[Required work]
Of the lines in the listing, how many include the string "Bloomberg"? Write the number and nothing else.

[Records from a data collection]
════════════════════
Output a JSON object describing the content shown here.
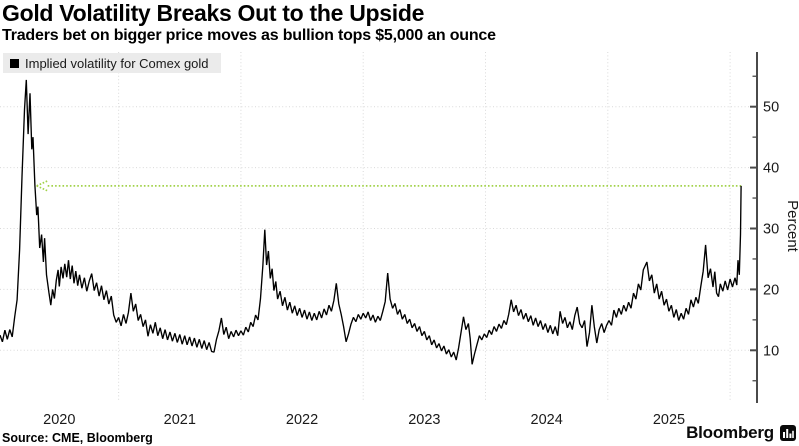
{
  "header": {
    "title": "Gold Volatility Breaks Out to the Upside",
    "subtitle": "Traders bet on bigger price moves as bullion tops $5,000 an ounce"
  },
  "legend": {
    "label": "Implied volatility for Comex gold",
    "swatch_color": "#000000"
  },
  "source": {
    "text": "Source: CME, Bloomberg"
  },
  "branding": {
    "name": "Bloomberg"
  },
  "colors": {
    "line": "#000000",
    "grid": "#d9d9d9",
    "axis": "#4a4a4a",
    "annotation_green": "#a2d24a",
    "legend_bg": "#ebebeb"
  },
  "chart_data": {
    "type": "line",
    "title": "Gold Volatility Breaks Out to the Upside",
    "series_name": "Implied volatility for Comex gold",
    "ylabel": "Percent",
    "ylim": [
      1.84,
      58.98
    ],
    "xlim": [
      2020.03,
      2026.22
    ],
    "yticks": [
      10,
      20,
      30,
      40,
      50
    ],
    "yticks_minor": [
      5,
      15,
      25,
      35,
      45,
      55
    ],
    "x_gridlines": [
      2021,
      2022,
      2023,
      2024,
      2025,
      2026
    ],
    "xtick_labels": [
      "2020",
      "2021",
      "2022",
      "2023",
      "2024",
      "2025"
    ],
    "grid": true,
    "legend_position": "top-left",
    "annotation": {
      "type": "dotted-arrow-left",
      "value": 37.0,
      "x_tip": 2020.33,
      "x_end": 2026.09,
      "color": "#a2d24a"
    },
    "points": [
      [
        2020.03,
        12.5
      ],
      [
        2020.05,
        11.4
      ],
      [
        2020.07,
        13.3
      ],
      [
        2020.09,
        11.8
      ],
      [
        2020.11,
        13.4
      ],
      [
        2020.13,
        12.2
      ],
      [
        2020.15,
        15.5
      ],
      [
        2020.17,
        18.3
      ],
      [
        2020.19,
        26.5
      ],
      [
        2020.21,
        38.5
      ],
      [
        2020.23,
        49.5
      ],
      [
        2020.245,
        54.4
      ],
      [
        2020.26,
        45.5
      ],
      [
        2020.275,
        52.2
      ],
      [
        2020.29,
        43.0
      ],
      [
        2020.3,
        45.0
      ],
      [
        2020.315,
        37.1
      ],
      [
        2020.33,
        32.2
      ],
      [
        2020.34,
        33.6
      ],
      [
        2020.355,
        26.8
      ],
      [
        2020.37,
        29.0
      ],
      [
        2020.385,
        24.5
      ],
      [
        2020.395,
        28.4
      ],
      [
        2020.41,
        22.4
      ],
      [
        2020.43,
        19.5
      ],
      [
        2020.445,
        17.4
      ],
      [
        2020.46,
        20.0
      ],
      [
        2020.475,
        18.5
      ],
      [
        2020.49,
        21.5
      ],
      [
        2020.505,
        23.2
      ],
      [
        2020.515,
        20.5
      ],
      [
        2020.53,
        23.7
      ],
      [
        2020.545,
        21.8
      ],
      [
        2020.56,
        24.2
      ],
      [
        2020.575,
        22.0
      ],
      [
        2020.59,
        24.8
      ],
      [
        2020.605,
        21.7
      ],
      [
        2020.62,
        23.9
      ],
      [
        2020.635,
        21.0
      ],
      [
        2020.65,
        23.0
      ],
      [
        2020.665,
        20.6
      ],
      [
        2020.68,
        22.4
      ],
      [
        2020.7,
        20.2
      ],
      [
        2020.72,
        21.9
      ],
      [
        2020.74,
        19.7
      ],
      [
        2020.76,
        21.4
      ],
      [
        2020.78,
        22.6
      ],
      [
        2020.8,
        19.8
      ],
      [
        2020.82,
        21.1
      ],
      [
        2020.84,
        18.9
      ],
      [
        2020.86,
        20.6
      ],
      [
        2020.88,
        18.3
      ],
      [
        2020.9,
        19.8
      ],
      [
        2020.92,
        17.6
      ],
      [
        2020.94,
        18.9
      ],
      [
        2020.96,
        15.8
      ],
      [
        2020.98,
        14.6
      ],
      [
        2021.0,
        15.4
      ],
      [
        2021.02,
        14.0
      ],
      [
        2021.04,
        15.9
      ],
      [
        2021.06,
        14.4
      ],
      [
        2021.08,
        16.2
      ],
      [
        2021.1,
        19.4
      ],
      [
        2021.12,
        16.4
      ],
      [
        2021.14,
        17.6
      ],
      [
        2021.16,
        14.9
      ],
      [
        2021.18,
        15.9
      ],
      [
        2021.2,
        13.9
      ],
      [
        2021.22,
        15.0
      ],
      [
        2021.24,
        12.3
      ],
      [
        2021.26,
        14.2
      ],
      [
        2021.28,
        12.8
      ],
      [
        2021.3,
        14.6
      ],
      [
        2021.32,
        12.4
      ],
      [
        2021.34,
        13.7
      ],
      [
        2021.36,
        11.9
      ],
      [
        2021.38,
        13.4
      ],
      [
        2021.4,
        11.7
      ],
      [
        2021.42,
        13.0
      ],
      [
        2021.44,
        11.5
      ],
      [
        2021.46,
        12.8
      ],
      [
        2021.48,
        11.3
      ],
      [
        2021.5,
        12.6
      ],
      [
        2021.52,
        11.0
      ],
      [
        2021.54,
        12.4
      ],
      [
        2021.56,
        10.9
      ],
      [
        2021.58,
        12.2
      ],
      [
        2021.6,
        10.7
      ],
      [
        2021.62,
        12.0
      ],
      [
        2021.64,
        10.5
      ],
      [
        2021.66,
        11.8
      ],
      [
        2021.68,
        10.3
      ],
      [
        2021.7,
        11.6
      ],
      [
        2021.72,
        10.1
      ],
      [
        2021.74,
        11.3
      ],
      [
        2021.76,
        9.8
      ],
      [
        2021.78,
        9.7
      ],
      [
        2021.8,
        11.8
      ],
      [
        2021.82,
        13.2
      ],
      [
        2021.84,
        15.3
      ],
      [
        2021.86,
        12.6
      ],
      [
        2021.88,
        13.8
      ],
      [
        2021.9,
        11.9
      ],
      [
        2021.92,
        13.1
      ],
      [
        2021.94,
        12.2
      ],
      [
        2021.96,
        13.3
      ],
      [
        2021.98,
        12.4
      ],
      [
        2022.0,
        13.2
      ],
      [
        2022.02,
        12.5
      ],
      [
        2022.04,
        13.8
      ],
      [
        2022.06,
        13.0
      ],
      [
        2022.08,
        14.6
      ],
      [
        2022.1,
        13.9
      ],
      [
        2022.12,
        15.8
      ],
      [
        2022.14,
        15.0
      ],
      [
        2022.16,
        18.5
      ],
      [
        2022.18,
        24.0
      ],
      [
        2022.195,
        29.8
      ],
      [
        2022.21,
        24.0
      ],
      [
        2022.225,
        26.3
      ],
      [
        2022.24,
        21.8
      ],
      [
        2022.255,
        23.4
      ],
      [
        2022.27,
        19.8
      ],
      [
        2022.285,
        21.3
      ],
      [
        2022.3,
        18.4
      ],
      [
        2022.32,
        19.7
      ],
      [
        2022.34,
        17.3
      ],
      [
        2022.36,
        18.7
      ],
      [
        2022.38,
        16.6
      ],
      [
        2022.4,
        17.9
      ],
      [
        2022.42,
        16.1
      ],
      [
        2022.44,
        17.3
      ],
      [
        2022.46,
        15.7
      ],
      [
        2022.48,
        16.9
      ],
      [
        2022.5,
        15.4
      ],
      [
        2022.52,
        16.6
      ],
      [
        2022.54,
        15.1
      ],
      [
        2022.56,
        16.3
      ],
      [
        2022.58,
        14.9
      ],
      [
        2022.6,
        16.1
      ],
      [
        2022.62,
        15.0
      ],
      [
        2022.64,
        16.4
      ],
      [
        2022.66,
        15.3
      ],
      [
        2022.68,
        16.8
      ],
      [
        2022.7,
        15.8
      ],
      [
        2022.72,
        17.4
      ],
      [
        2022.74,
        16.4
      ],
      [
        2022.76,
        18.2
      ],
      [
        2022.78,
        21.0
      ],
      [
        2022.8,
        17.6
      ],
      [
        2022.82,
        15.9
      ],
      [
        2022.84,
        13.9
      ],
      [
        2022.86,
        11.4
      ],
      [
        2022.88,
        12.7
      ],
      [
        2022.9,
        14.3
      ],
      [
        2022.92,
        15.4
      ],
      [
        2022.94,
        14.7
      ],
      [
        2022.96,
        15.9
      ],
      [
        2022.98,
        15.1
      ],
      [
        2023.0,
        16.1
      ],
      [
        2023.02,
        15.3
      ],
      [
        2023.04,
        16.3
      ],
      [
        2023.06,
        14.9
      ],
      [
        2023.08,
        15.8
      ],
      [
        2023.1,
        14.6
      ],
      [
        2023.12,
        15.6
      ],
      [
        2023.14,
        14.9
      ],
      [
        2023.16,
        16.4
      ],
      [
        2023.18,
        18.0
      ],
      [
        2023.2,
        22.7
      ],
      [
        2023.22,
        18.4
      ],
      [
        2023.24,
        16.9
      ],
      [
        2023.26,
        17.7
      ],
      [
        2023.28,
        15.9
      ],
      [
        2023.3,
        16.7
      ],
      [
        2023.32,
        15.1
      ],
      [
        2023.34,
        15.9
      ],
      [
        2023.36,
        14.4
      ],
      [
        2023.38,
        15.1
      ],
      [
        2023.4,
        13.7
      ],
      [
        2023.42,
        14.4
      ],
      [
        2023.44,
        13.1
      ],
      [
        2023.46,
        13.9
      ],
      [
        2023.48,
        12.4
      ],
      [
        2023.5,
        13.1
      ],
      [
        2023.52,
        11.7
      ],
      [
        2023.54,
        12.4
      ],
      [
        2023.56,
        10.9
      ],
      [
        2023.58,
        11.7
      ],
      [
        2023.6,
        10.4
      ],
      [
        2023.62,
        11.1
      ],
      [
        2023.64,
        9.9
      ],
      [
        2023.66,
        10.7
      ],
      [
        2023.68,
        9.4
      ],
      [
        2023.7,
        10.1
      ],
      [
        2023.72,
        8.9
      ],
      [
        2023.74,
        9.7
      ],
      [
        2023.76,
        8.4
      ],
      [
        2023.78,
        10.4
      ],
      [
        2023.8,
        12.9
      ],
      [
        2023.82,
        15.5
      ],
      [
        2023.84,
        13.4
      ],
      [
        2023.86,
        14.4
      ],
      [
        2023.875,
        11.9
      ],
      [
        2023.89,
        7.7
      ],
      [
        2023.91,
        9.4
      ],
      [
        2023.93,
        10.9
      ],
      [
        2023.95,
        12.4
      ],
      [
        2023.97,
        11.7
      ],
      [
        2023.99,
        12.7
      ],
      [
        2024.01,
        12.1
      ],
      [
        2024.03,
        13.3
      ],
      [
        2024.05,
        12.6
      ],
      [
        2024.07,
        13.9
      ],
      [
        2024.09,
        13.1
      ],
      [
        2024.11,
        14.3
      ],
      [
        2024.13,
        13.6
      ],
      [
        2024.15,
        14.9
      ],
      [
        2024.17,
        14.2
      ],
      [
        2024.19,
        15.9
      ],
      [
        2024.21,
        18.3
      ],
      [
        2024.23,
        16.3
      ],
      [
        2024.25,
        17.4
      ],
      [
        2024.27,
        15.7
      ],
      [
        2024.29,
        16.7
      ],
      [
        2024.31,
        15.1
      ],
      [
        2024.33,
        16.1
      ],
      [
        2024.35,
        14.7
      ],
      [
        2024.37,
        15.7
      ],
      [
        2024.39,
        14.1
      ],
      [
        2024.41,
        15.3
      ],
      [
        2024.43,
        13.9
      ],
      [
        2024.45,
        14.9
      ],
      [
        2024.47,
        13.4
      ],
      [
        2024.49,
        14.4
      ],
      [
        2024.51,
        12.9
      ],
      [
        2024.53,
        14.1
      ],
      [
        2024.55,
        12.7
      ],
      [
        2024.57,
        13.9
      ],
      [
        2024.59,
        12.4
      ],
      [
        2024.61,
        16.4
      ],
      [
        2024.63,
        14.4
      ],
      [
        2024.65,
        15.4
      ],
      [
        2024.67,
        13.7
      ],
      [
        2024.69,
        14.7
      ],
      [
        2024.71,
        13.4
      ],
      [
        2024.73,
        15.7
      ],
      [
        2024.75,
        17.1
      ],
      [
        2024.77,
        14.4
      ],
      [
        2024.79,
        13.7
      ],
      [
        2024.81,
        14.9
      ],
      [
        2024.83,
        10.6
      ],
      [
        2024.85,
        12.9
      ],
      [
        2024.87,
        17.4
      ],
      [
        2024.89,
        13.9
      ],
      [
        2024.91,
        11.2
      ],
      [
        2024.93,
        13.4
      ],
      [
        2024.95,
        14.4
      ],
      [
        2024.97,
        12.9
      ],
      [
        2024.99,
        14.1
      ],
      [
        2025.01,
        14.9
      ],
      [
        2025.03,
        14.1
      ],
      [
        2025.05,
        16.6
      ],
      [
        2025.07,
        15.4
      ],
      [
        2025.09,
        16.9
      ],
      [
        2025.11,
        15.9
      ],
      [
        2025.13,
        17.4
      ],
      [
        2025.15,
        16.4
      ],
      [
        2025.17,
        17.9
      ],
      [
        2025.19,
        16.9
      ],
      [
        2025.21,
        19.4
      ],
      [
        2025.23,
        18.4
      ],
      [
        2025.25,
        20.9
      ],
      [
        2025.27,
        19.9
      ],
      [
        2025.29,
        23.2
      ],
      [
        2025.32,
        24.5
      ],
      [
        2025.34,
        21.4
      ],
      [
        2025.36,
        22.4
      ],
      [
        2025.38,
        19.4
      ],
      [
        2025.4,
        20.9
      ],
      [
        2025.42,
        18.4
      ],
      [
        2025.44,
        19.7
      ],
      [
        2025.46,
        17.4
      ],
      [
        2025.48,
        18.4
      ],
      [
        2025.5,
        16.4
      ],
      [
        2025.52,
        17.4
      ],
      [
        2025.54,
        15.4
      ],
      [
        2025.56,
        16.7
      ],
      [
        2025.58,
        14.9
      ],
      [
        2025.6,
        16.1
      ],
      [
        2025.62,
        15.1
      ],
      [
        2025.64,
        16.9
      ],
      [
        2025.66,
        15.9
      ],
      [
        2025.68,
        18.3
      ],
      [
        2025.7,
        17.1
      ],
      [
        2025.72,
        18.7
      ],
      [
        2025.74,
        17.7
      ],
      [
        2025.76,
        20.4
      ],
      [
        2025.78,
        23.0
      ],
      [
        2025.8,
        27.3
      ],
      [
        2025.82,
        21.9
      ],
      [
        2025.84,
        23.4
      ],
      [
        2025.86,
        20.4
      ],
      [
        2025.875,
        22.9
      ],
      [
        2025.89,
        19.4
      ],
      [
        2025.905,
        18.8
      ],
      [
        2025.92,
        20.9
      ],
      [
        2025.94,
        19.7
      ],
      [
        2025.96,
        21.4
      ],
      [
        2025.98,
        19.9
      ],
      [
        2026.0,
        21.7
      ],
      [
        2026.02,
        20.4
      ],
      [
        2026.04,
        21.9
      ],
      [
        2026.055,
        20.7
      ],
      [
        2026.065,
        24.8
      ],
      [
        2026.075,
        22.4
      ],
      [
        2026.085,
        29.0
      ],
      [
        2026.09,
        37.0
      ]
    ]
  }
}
════════════════════
[Finished answer]
2